**GOAL:** Copy whichever lines contain the string "抬脚上车".

── ENTRIES ──

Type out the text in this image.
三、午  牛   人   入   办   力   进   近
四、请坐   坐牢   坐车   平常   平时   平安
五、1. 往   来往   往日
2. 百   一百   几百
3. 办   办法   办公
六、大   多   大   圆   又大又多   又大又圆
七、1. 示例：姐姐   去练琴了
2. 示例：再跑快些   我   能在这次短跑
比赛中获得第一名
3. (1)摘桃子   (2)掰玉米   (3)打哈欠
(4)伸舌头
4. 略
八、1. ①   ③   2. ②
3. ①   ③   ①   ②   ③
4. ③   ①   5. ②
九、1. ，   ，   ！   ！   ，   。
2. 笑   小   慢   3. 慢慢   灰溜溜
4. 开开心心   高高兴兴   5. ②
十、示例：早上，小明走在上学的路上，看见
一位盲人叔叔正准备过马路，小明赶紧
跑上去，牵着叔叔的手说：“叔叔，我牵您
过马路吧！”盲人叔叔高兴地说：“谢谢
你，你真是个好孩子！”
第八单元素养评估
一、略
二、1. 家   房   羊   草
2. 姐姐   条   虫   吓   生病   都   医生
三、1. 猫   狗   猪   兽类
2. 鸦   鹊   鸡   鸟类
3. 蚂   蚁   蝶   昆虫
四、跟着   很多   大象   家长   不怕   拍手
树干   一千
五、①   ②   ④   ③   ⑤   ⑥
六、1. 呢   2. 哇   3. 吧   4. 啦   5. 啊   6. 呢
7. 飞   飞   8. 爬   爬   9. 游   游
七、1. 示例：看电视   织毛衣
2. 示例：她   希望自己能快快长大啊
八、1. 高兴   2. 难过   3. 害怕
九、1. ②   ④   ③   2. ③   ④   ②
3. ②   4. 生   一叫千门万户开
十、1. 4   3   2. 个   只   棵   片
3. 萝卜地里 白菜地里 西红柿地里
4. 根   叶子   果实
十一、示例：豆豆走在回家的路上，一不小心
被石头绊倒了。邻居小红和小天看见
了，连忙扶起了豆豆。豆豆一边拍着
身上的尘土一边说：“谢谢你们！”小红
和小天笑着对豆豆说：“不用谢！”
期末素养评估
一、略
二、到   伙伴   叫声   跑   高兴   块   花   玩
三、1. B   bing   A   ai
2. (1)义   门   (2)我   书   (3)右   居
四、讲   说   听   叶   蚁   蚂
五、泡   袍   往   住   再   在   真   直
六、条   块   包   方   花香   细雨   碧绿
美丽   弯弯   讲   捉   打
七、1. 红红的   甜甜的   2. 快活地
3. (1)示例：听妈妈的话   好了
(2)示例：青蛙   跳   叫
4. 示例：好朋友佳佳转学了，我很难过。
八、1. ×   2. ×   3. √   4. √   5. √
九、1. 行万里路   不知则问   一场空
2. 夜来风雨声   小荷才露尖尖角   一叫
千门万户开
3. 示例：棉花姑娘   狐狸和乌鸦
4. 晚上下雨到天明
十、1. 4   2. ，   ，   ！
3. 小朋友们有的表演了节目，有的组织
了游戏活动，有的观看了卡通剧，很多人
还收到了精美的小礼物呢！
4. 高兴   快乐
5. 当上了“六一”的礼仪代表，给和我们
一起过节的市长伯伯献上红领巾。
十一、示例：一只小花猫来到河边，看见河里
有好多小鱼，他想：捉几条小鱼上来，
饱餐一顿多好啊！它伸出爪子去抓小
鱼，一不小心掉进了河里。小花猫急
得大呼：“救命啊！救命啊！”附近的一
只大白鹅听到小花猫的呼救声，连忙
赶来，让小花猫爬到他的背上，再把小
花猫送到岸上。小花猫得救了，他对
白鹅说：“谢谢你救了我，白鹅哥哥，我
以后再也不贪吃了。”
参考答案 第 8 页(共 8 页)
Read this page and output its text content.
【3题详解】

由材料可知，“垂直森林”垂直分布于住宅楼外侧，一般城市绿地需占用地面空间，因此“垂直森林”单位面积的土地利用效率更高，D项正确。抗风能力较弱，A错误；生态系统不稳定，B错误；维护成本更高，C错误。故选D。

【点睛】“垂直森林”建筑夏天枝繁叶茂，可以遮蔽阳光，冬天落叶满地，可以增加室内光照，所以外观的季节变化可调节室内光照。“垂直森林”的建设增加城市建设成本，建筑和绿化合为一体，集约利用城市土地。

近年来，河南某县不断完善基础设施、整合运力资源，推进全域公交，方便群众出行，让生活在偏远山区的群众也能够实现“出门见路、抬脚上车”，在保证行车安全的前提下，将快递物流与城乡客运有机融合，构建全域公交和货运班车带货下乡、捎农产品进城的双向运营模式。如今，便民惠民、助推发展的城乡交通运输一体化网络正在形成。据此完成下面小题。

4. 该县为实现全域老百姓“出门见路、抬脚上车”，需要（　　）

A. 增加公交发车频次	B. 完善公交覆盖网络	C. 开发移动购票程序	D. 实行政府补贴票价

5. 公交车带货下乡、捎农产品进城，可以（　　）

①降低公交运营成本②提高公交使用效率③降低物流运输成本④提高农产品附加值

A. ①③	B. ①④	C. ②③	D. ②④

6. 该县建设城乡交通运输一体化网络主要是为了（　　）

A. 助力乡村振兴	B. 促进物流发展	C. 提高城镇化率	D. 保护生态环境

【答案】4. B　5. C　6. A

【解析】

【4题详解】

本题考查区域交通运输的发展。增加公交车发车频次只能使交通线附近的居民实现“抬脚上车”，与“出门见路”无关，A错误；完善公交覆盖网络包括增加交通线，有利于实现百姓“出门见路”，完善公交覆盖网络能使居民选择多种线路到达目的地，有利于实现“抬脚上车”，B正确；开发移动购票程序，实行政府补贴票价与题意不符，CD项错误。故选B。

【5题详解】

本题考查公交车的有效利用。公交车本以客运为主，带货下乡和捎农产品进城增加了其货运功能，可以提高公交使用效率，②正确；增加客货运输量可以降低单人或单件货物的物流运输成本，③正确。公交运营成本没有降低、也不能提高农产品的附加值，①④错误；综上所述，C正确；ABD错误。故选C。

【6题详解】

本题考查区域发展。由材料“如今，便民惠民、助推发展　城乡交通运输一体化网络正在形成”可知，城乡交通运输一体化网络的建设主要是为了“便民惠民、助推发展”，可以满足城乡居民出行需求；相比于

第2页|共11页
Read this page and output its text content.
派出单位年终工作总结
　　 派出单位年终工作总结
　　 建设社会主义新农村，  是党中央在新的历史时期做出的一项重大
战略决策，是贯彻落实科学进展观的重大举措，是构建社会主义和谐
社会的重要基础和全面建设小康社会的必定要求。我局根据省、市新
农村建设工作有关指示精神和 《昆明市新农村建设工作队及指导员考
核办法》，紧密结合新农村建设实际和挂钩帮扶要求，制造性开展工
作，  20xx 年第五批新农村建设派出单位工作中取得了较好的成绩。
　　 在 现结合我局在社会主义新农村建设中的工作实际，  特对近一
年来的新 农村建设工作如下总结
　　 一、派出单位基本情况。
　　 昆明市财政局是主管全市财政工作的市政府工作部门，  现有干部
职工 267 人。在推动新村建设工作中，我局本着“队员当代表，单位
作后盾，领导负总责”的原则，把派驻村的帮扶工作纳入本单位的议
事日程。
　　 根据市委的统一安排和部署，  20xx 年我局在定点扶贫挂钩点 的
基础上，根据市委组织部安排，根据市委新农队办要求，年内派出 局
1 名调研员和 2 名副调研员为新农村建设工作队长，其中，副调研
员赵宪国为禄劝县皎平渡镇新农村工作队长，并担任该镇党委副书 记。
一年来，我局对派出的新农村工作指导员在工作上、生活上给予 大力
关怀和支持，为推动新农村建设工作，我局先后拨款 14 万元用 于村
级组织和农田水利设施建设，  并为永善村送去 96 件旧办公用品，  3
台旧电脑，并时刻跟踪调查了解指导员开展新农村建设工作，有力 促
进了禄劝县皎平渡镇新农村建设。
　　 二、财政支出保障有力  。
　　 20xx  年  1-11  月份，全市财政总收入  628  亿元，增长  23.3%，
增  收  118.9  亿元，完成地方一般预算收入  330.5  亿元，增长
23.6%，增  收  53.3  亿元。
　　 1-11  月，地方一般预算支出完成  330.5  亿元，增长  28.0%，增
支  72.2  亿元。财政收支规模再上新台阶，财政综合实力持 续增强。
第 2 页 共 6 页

───

**EXERCISE SOLUTION:**
近年来，河南某县不断完善基础设施、整合运力资源，推进全域公交，方便群众出行，让生活在偏远山区的群众也能够实现“出门见路、抬脚上车”，在保证行车安全的前提下，将快递物流与城乡客运有机融合，构建全域公交和货运班车带货下乡、捎农产品进城的双向运营模式。如今，便民惠民、助推发展的城乡交通运输一体化网络正在形成。据此完成下面小题。
4. 该县为实现全域老百姓“出门见路、抬脚上车”，需要（　　）
本题考查区域交通运输的发展。增加公交车发车频次只能使交通线附近的居民实现“抬脚上车”，与“出门见路”无关，A错误；完善公交覆盖网络包括增加交通线，有利于实现百姓“出门见路”，完善公交覆盖网络能使居民选择多种线路到达目的地，有利于实现“抬脚上车”，B正确；开发移动购票程序，实行政府补贴票价与题意不符，CD项错误。故选B。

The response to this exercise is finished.